Saved entries

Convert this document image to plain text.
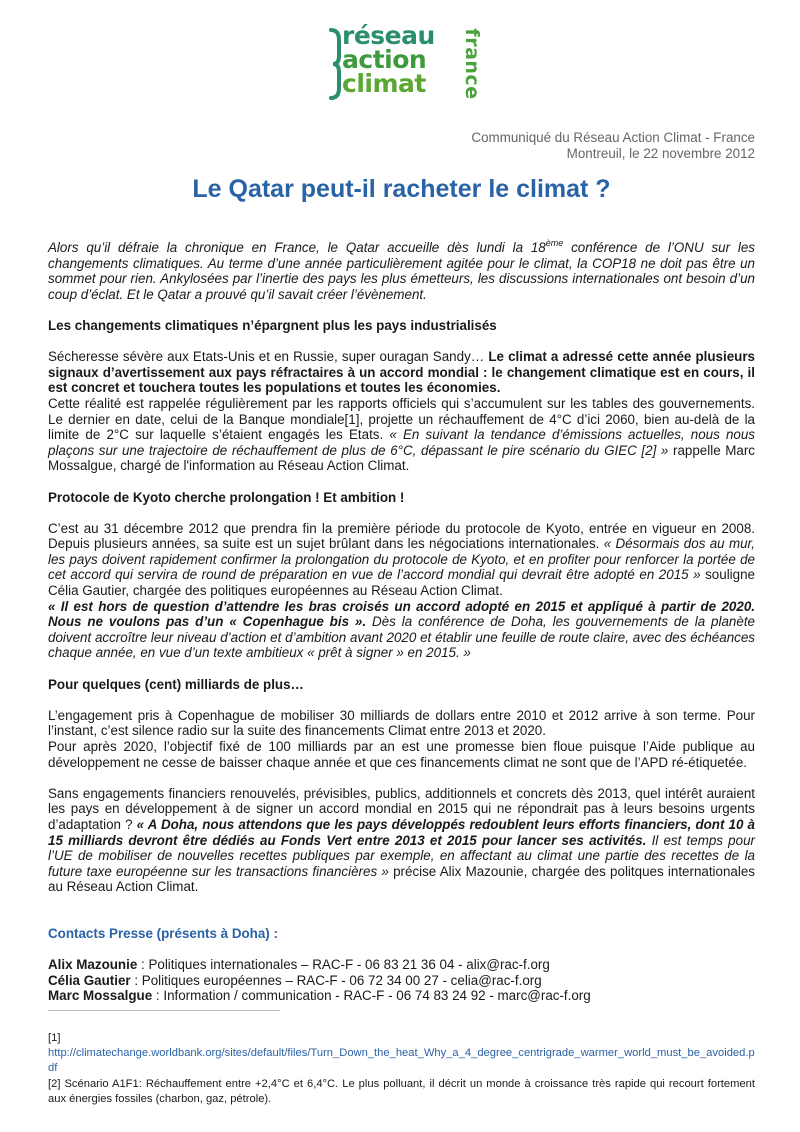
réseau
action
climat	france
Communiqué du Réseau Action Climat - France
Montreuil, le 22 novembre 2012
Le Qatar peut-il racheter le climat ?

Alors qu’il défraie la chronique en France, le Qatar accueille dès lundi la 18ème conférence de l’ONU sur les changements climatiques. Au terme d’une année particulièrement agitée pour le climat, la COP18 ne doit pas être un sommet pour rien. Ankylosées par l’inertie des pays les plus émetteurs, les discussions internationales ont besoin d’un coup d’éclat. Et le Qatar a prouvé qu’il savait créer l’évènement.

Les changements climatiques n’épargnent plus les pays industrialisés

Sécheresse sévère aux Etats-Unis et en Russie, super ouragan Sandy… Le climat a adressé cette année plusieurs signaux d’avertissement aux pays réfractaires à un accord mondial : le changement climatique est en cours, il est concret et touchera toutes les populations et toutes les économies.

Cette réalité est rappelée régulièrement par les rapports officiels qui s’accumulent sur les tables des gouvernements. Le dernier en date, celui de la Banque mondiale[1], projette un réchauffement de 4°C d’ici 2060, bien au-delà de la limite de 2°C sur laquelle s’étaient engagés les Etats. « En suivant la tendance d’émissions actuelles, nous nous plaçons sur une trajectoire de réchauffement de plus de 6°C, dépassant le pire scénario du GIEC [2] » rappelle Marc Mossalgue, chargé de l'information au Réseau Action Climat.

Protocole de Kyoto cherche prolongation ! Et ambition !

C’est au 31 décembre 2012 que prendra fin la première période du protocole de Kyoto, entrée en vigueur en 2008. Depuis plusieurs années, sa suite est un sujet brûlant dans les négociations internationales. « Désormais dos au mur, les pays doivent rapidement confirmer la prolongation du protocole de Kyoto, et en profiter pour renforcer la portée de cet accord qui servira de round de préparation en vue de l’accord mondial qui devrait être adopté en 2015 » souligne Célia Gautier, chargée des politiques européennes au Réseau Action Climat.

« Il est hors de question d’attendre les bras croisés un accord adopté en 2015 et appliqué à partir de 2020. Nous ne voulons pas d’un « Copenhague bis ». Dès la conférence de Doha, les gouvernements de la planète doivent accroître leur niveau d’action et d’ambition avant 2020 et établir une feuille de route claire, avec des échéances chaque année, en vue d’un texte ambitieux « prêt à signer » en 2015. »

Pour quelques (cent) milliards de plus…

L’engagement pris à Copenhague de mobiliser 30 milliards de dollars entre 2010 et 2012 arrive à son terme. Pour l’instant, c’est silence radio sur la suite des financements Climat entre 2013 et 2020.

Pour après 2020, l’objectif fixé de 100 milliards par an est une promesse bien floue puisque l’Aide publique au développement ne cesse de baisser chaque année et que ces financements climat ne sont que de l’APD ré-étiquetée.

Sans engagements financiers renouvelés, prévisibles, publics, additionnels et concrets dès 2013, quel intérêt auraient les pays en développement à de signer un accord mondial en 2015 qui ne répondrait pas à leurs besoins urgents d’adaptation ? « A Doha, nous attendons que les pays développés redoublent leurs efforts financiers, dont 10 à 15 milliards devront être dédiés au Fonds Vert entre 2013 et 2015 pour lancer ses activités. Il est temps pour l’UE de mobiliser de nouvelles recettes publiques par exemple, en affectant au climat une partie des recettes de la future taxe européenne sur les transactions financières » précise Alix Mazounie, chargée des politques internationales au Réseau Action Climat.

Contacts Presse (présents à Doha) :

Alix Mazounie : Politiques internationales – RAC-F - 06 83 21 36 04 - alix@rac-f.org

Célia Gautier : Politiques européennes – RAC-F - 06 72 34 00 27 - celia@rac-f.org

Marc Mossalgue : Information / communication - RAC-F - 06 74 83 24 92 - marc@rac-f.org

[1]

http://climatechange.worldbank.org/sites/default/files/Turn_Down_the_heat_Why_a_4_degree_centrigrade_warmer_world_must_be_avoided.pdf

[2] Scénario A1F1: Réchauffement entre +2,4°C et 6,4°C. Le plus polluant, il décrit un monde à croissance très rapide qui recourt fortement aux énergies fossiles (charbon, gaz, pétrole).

--

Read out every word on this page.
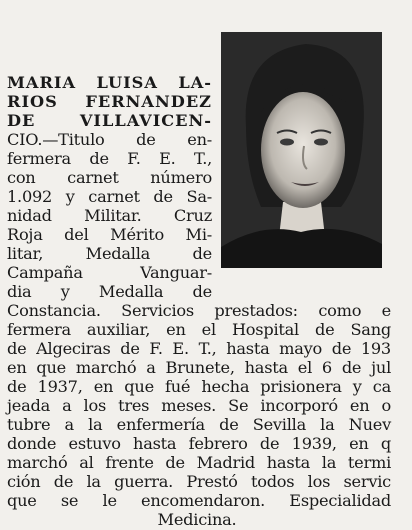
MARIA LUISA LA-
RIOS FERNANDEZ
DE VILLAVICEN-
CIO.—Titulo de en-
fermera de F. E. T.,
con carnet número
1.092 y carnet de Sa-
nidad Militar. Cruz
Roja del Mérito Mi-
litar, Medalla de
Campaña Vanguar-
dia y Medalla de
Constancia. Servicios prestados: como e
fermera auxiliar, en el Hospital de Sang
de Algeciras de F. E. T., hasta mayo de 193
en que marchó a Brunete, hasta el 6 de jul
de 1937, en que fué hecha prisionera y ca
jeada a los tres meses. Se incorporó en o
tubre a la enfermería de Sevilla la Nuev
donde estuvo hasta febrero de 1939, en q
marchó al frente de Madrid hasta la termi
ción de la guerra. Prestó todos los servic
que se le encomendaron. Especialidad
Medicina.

**WHAT YOU ARE ASKED TO DO:**
Gather up every line in the data above that contains the word "marchó", copying each one.

**RESULT OF THE EXERCISE:**
en que marchó a Brunete, hasta el 6 de jul
marchó al frente de Madrid hasta la termi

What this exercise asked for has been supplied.